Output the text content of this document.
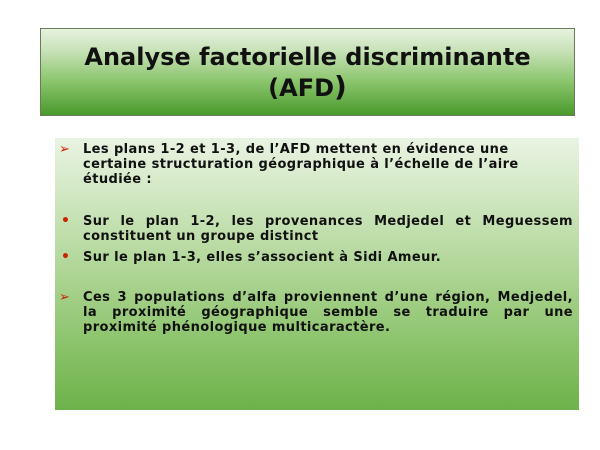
Analyse factorielle discriminante
(AFD)
➢ Les plans 1-2 et 1-3, de l’AFD mettent en évidence une certaine structuration géographique à l’échelle de l’aire étudiée :
• Sur le plan 1-2, les provenances Medjedel et Meguessem constituent un groupe distinct
• Sur le plan 1-3, elles s’associent à Sidi Ameur.
➢ Ces 3 populations d’alfa proviennent d’une région, Medjedel, la proximité géographique semble se traduire par une proximité phénologique multicaractère.
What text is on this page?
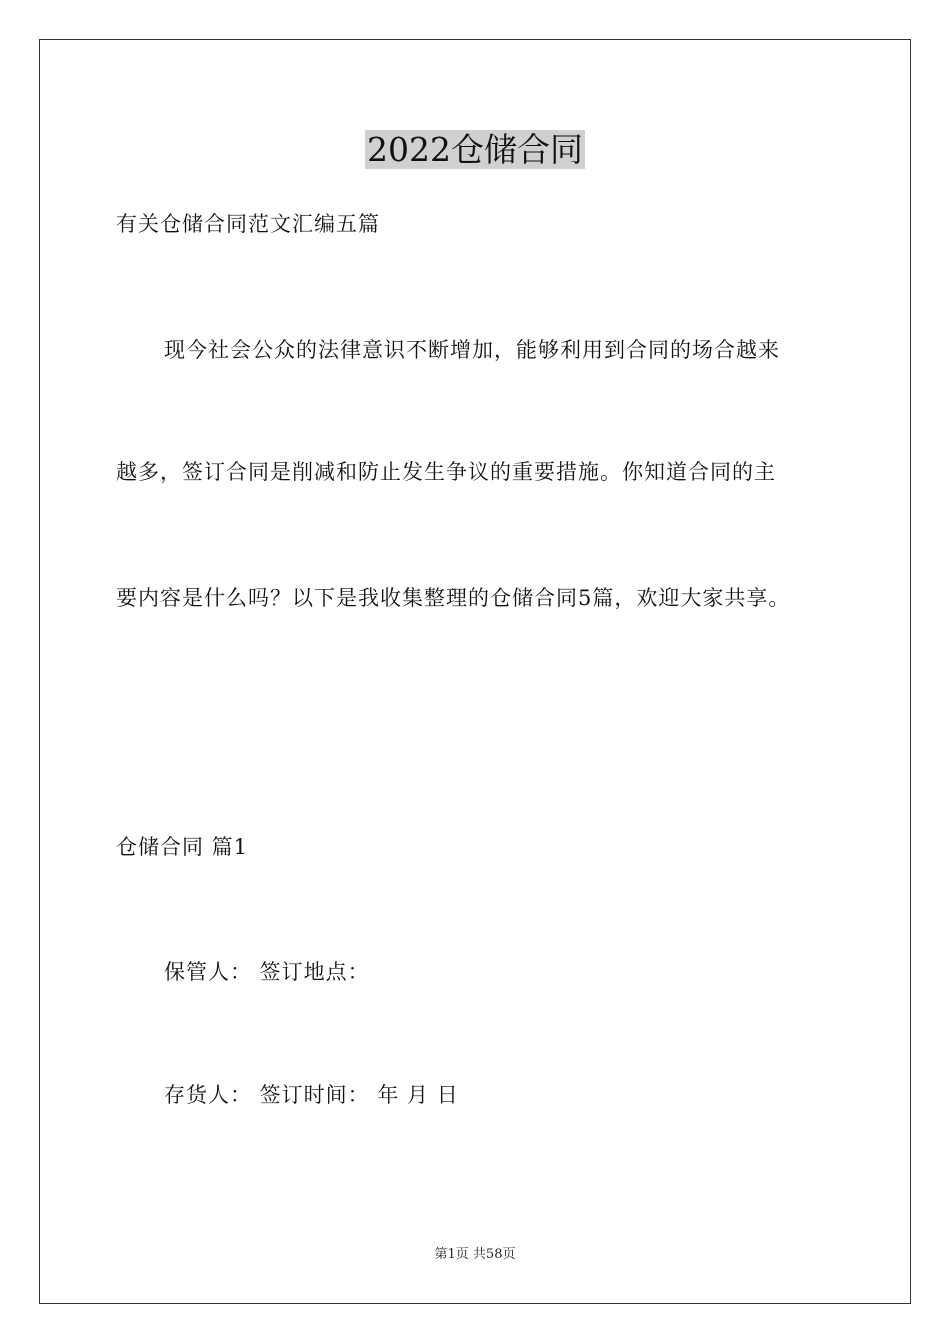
2022仓储合同
有关仓储合同范文汇编五篇
现今社会公众的法律意识不断增加，能够利用到合同的场合越来
越多，签订合同是削减和防止发生争议的重要措施。你知道合同的主
要内容是什么吗？以下是我收集整理的仓储合同5篇，欢迎大家共享。
仓储合同 篇1
保管人： 签订地点：
存货人： 签订时间： 年 月 日
第1页 共58页
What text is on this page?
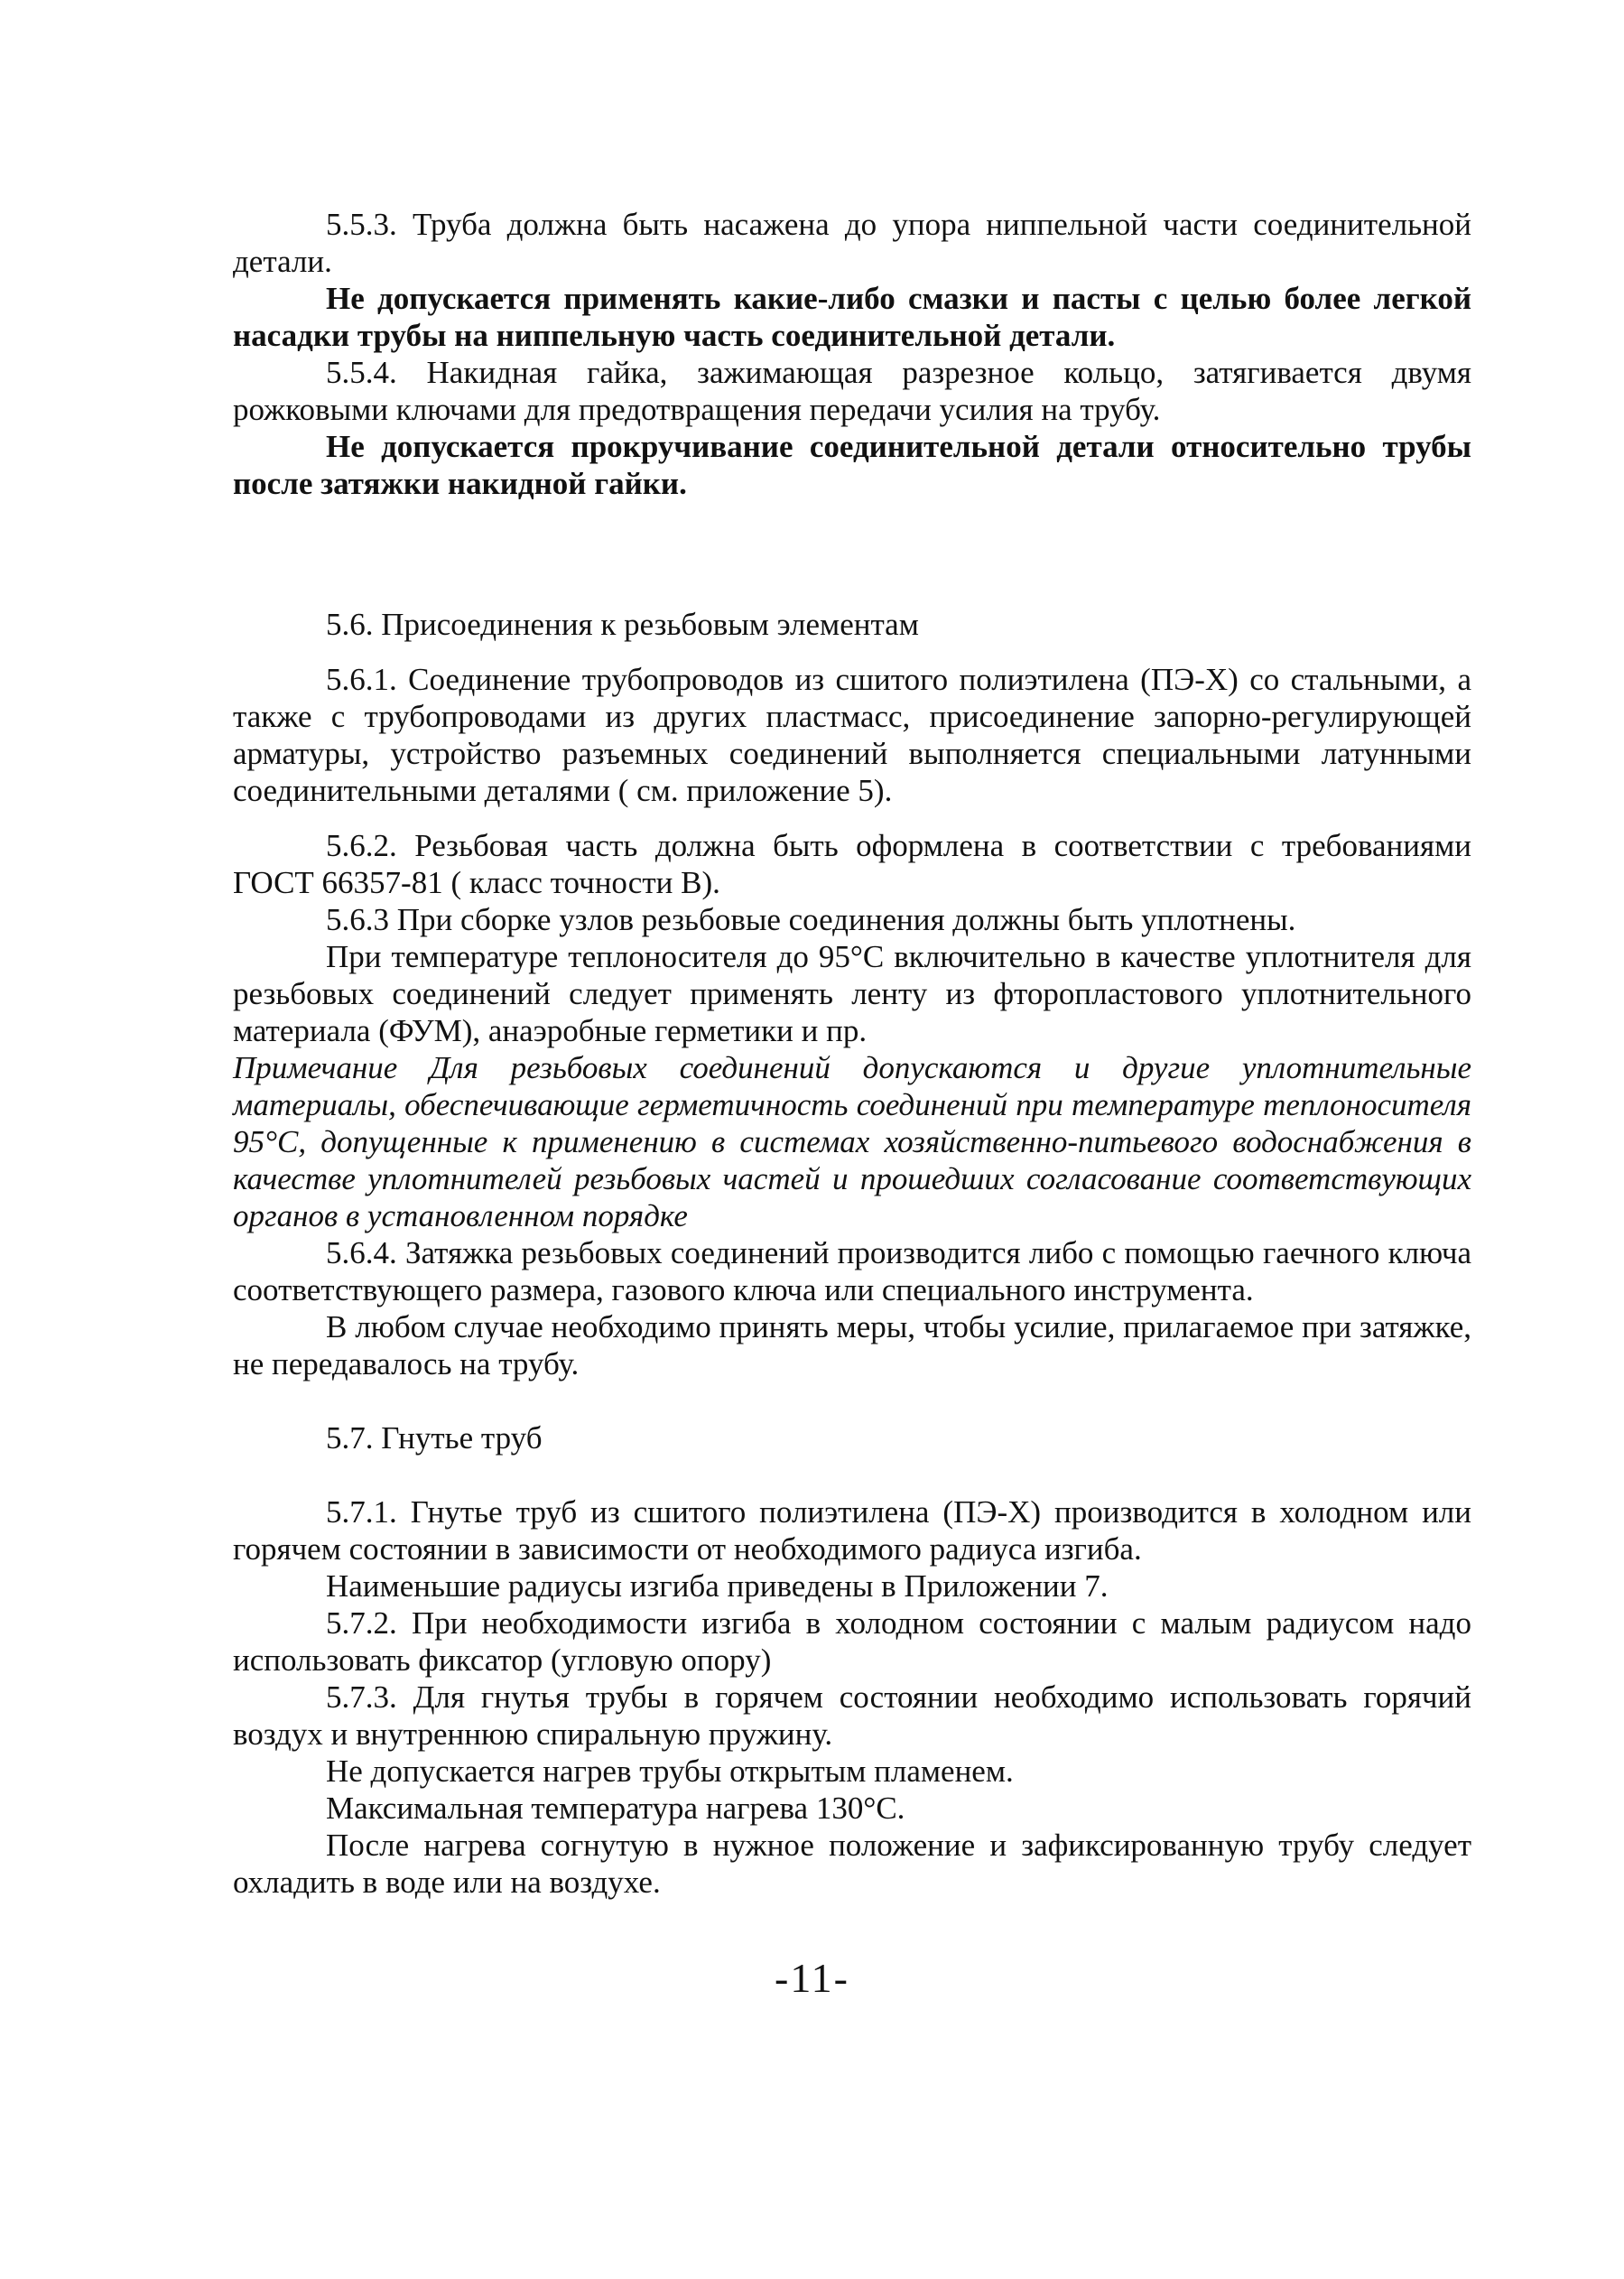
5.5.3. Труба должна быть насажена до упора ниппельной части соединительной детали.

Не допускается применять какие-либо смазки и пасты с целью более легкой насадки трубы на ниппельную часть соединительной детали.

5.5.4. Накидная гайка, зажимающая разрезное кольцо, затягивается двумя рожковыми ключами для предотвращения передачи усилия на трубу.

Не допускается прокручивание соединительной детали относительно трубы после затяжки накидной гайки.

5.6. Присоединения к резьбовым элементам

5.6.1. Соединение трубопроводов из сшитого полиэтилена (ПЭ-Х) со стальными, а также с трубопроводами из других пластмасс, присоединение запорно-регулирующей арматуры, устройство разъемных соединений выполняется специальными латунными соединительными деталями ( см. приложение 5).

5.6.2. Резьбовая часть должна быть оформлена в соответствии с требованиями ГОСТ 66357-81 ( класс точности В).

5.6.3 При сборке узлов резьбовые соединения должны быть уплотнены.

При температуре теплоносителя до 95°С включительно в качестве уплотнителя для резьбовых соединений следует применять ленту из фторопластового уплотнительного материала (ФУМ), анаэробные герметики и пр.

Примечание Для резьбовых соединений допускаются и другие уплотнительные материалы, обеспечивающие герметичность соединений при температуре теплоносителя 95°С, допущенные к применению в системах хозяйственно-питьевого водоснабжения в качестве уплотнителей резьбовых частей и прошедших согласование соответствующих органов в установленном порядке

5.6.4. Затяжка резьбовых соединений производится либо с помощью гаечного ключа соответствующего размера, газового ключа или специального инструмента.

В любом случае необходимо принять меры, чтобы усилие, прилагаемое при затяжке, не передавалось на трубу.

5.7. Гнутье труб

5.7.1. Гнутье труб из сшитого полиэтилена (ПЭ-Х) производится в холодном или горячем состоянии в зависимости от необходимого радиуса изгиба.

Наименьшие радиусы изгиба приведены в Приложении 7.

5.7.2. При необходимости изгиба в холодном состоянии с малым радиусом надо использовать фиксатор (угловую опору)

5.7.3. Для гнутья трубы в горячем состоянии необходимо использовать горячий воздух и внутреннюю спиральную пружину.

Не допускается нагрев трубы открытым пламенем.

Максимальная температура нагрева 130°С.

После нагрева согнутую в нужное положение и зафиксированную трубу следует охладить в воде или на воздухе.

-11-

★ ★ ★ ★ ★

**GIVEN PROBLEM**:
All of the records need repeating exactly, except for the pictures.

**REPLY**:
Output the text content of this document.
Analyse factorielle discriminante
(AFD)
➢ Les plans 1-2 et 1-3, de l’AFD mettent en évidence une certaine structuration géographique à l’échelle de l’aire étudiée :
• Sur le plan 1-2, les provenances Medjedel et Meguessem constituent un groupe distinct
• Sur le plan 1-3, elles s’associent à Sidi Ameur.
➢ Ces 3 populations d’alfa proviennent d’une région, Medjedel, la proximité géographique semble se traduire par une proximité phénologique multicaractère.
What text is on this page?
2022仓储合同
有关仓储合同范文汇编五篇
现今社会公众的法律意识不断增加，能够利用到合同的场合越来
越多，签订合同是削减和防止发生争议的重要措施。你知道合同的主
要内容是什么吗？以下是我收集整理的仓储合同5篇，欢迎大家共享。
仓储合同 篇1
保管人： 签订地点：
存货人： 签订时间： 年 月 日
第1页 共58页
What text is on this page?
5.5.3. Труба должна быть насажена до упора ниппельной части соединительной детали.

Не допускается применять какие-либо смазки и пасты с целью более легкой насадки трубы на ниппельную часть соединительной детали.

5.5.4. Накидная гайка, зажимающая разрезное кольцо, затягивается двумя рожковыми ключами для предотвращения передачи усилия на трубу.

Не допускается прокручивание соединительной детали относительно трубы после затяжки накидной гайки.

5.6. Присоединения к резьбовым элементам

5.6.1. Соединение трубопроводов из сшитого полиэтилена (ПЭ-Х) со стальными, а также с трубопроводами из других пластмасс, присоединение запорно-регулирующей арматуры, устройство разъемных соединений выполняется специальными латунными соединительными деталями ( см. приложение 5).

5.6.2. Резьбовая часть должна быть оформлена в соответствии с требованиями ГОСТ 66357-81 ( класс точности В).

5.6.3 При сборке узлов резьбовые соединения должны быть уплотнены.

При температуре теплоносителя до 95°С включительно в качестве уплотнителя для резьбовых соединений следует применять ленту из фторопластового уплотнительного материала (ФУМ), анаэробные герметики и пр.

Примечание Для резьбовых соединений допускаются и другие уплотнительные материалы, обеспечивающие герметичность соединений при температуре теплоносителя 95°С, допущенные к применению в системах хозяйственно-питьевого водоснабжения в качестве уплотнителей резьбовых частей и прошедших согласование соответствующих органов в установленном порядке

5.6.4. Затяжка резьбовых соединений производится либо с помощью гаечного ключа соответствующего размера, газового ключа или специального инструмента.

В любом случае необходимо принять меры, чтобы усилие, прилагаемое при затяжке, не передавалось на трубу.

5.7. Гнутье труб

5.7.1. Гнутье труб из сшитого полиэтилена (ПЭ-Х) производится в холодном или горячем состоянии в зависимости от необходимого радиуса изгиба.

Наименьшие радиусы изгиба приведены в Приложении 7.

5.7.2. При необходимости изгиба в холодном состоянии с малым радиусом надо использовать фиксатор (угловую опору)

5.7.3. Для гнутья трубы в горячем состоянии необходимо использовать горячий воздух и внутреннюю спиральную пружину.

Не допускается нагрев трубы открытым пламенем.

Максимальная температура нагрева 130°С.

После нагрева согнутую в нужное положение и зафиксированную трубу следует охладить в воде или на воздухе.

-11-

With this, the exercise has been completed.